# REQUIRED TASK
Turn the material below, starting with the line that contains "Give me the" and going through the line that contains "- status-left: No SIM: [16, 5, 58, 14]", into a JSON list of strings with one string per line and blank lines omitted. Leave the pictures out of the list.

++++ TASK MATERIAL ++++

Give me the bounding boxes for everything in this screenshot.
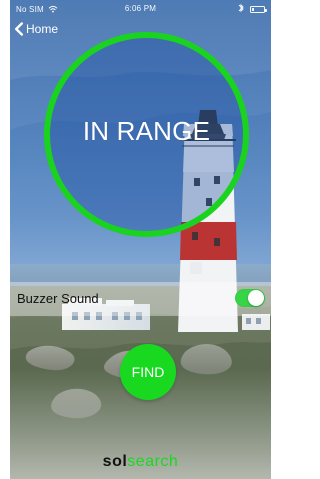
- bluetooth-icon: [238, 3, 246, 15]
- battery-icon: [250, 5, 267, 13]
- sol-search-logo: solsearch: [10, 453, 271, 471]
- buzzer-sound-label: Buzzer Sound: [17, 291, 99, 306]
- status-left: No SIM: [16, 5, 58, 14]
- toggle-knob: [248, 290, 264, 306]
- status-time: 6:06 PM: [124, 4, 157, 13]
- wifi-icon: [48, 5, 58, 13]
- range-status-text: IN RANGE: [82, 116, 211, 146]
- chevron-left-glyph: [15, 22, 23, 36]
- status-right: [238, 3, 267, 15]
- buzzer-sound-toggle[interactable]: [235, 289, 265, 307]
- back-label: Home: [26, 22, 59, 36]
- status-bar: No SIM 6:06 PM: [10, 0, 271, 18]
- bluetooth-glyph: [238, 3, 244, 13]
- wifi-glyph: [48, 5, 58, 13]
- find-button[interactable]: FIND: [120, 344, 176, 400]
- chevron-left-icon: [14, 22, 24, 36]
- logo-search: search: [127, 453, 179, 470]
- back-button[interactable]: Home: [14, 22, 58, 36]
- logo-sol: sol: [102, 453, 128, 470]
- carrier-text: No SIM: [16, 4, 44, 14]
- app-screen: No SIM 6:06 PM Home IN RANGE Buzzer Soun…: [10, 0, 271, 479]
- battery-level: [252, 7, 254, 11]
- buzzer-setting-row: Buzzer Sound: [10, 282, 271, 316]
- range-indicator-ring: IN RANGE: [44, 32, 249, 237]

++++
++++ TASK MATERIAL ++++

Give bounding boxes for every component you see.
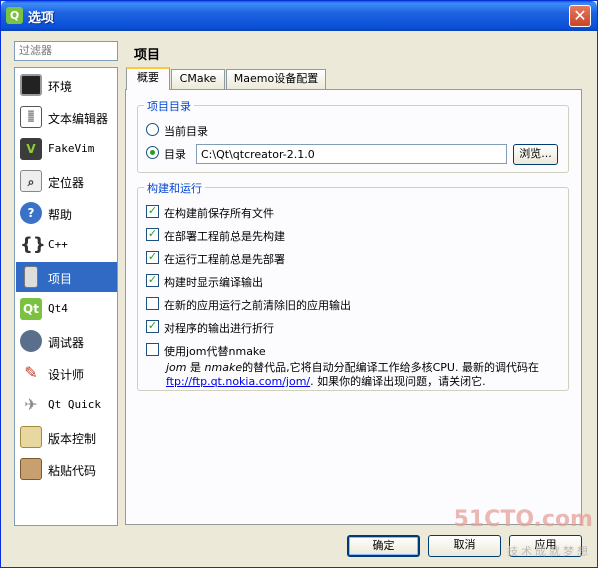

++++
++++ TASK MATERIAL ++++

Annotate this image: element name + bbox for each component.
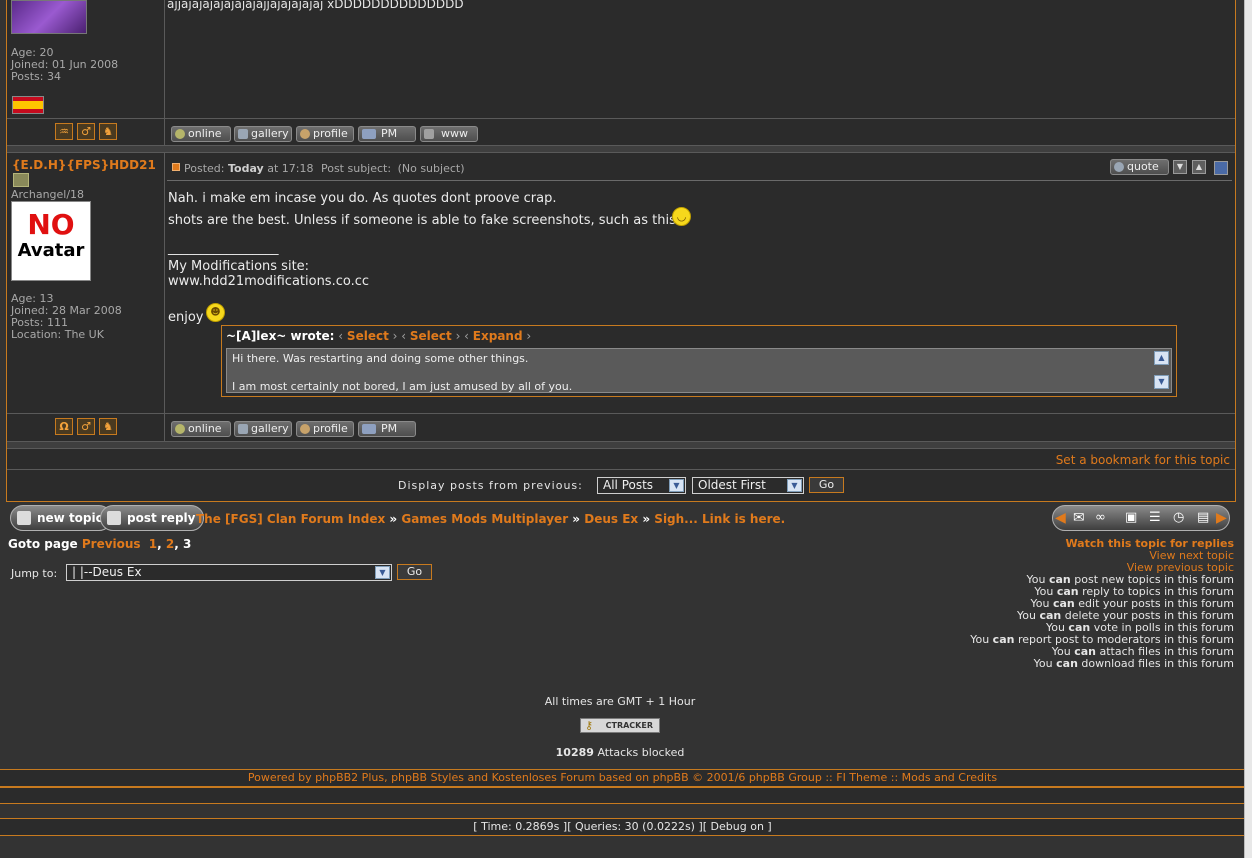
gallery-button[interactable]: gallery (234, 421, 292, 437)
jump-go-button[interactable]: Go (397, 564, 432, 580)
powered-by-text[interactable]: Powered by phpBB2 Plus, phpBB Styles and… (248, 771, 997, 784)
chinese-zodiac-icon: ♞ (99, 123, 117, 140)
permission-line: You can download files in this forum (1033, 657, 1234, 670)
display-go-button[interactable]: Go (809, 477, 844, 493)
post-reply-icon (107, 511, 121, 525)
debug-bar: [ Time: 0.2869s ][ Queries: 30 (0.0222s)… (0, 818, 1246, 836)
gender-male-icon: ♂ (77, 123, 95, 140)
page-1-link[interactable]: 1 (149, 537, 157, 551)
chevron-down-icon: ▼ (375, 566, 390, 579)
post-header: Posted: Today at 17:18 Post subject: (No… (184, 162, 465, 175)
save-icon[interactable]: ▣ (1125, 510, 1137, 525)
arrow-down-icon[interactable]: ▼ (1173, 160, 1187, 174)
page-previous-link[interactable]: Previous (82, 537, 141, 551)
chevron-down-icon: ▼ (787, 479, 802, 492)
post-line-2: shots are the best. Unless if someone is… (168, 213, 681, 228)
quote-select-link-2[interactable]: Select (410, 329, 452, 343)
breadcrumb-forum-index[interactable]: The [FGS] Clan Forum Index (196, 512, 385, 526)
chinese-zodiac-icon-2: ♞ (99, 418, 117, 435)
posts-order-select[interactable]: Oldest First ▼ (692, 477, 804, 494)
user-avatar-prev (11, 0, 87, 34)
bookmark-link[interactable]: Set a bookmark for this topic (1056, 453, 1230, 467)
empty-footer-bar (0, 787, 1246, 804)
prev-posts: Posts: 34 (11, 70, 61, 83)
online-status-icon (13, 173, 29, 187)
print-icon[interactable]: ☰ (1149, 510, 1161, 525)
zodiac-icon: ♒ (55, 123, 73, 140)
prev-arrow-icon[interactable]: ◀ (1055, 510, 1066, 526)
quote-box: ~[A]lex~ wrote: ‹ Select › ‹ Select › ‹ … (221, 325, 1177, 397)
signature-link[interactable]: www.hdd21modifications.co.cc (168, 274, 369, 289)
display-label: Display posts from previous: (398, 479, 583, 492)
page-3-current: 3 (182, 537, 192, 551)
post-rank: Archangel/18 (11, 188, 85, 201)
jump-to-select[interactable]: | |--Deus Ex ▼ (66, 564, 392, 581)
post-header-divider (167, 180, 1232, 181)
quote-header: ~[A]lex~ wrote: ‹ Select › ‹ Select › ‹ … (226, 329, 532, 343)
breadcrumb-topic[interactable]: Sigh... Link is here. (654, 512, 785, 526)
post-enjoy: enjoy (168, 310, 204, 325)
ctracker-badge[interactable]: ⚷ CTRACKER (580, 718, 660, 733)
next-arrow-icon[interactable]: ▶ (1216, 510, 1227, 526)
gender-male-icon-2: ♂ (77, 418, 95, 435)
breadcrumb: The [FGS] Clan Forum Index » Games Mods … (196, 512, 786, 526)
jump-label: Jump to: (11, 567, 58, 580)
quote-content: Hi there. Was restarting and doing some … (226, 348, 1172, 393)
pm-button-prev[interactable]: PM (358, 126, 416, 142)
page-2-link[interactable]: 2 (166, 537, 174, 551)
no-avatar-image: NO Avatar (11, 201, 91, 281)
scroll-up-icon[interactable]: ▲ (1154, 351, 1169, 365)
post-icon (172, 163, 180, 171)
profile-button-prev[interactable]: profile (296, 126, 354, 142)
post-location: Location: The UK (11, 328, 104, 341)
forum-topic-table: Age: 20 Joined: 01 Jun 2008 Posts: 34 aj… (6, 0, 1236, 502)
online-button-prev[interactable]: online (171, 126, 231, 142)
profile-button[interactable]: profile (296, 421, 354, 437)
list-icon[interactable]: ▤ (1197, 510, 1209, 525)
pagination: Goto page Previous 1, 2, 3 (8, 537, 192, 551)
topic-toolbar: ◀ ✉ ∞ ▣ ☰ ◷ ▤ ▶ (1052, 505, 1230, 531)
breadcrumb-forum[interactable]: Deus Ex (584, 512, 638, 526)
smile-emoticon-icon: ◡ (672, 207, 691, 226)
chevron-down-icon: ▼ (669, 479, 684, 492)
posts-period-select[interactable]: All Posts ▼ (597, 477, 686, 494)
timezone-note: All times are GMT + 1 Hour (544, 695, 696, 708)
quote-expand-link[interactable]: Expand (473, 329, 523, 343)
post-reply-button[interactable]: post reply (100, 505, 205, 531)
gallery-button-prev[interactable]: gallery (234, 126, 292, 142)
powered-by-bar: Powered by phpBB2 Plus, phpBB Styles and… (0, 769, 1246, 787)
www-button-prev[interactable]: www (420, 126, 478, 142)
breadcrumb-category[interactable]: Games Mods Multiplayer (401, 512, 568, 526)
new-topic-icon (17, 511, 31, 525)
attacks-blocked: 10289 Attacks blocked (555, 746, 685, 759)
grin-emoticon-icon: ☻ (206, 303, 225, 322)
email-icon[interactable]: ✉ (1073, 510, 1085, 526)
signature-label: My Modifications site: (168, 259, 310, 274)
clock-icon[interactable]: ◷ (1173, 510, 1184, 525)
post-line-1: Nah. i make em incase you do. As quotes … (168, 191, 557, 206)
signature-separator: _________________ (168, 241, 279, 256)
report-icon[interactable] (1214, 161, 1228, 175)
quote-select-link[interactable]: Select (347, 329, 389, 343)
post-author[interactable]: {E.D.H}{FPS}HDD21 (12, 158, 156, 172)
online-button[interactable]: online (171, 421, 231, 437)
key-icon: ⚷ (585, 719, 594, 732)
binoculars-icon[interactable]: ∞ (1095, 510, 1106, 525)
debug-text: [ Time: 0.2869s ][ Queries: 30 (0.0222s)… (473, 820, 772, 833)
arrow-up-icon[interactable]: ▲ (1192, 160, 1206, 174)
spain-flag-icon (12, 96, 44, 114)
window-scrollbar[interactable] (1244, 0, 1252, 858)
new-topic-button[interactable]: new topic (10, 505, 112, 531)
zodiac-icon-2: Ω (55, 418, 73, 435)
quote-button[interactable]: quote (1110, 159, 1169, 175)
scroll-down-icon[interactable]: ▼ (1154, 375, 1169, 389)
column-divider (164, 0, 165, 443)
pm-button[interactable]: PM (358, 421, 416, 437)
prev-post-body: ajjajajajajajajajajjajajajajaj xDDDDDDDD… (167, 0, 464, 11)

++++

# SOLUTION FOR THIS EXERCISE
[
  "Give me the bounding boxes for everything in this screenshot.",
  "- bluetooth-icon: [238, 3, 246, 15]",
  "- battery-icon: [250, 5, 267, 13]",
  "- sol-search-logo: solsearch: [10, 453, 271, 471]",
  "- buzzer-sound-label: Buzzer Sound: [17, 291, 99, 306]",
  "- status-left: No SIM: [16, 5, 58, 14]"
]